INFORMATION PROVIDED:
###
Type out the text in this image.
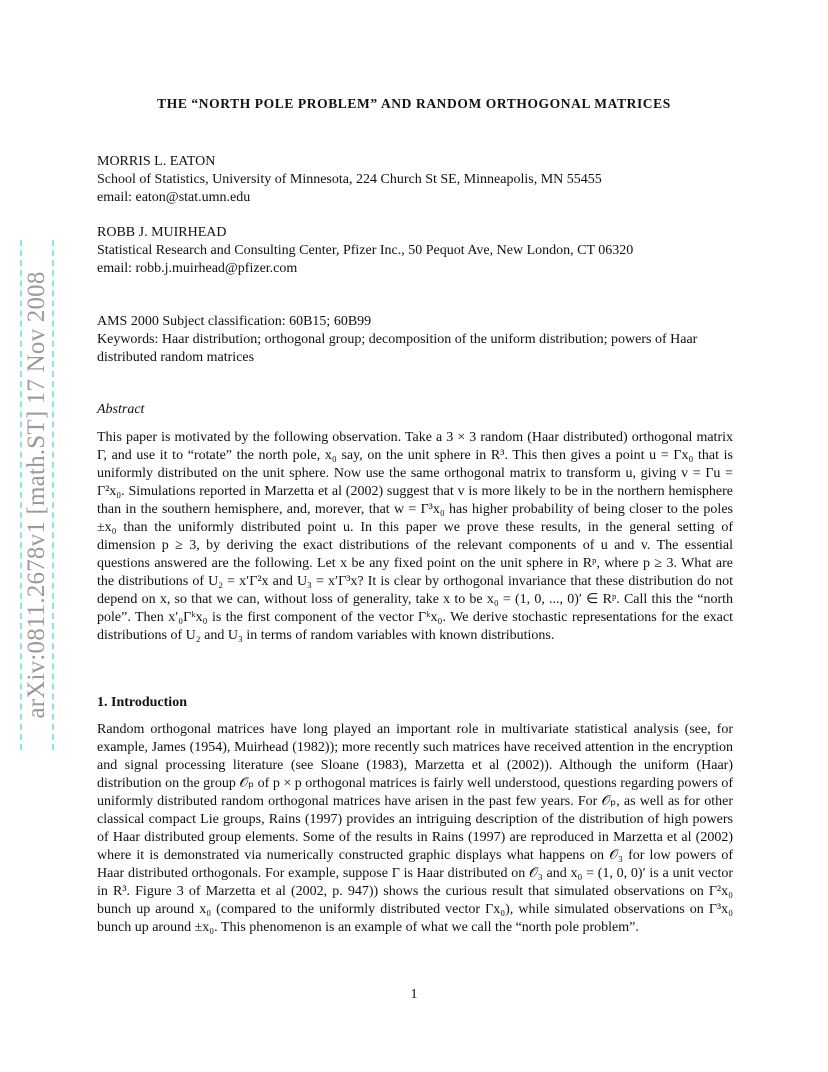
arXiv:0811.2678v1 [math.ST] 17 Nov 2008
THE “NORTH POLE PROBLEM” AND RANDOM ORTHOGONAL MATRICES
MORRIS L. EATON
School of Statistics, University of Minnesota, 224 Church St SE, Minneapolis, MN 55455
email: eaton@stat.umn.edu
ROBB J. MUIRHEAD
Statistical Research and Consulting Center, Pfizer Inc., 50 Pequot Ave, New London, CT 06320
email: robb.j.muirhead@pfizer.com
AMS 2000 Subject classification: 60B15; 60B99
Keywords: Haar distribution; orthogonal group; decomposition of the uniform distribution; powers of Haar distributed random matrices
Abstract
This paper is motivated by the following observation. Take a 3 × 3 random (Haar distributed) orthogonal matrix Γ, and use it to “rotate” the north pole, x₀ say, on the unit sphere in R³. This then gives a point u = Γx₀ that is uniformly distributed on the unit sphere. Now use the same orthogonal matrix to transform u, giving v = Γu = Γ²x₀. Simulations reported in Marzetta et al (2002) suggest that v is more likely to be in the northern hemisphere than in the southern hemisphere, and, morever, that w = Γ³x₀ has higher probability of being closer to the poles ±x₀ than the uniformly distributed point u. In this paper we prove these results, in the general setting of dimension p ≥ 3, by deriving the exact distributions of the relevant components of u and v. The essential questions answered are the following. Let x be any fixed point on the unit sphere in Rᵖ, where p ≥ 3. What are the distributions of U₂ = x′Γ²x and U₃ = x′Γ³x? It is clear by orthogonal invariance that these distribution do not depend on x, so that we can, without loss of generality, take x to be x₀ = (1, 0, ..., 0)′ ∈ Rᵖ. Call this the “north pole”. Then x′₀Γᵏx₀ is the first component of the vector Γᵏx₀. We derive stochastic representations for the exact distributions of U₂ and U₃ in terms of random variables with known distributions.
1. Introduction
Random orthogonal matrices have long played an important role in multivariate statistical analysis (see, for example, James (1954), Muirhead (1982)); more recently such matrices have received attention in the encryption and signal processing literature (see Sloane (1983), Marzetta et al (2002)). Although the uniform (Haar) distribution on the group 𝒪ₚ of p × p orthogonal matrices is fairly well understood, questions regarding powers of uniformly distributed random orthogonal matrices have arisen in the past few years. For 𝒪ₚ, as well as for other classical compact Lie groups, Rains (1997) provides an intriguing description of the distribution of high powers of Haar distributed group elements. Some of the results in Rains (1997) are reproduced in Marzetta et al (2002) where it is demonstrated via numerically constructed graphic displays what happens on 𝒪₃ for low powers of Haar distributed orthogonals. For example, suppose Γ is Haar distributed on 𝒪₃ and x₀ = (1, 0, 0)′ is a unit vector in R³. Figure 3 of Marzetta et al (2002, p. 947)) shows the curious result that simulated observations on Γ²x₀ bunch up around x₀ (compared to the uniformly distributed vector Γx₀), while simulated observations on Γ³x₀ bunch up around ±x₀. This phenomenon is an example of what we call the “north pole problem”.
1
###
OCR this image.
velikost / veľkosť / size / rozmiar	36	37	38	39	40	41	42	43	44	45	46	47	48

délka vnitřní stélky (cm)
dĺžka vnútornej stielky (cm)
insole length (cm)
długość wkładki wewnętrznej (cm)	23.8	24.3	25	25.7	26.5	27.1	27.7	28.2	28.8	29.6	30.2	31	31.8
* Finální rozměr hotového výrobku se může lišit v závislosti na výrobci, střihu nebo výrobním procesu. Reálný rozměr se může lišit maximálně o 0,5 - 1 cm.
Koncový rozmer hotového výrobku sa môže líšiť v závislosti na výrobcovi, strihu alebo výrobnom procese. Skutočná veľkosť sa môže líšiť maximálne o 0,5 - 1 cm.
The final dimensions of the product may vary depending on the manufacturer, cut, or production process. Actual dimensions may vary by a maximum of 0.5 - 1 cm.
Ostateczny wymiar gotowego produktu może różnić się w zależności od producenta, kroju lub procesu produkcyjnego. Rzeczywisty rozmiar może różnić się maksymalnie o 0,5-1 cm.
###
DESCRIPTION OF THE TASK: Your answer should be a single number: the count of lines holding the word "procesu".

EXERCISE OUTPUT: 2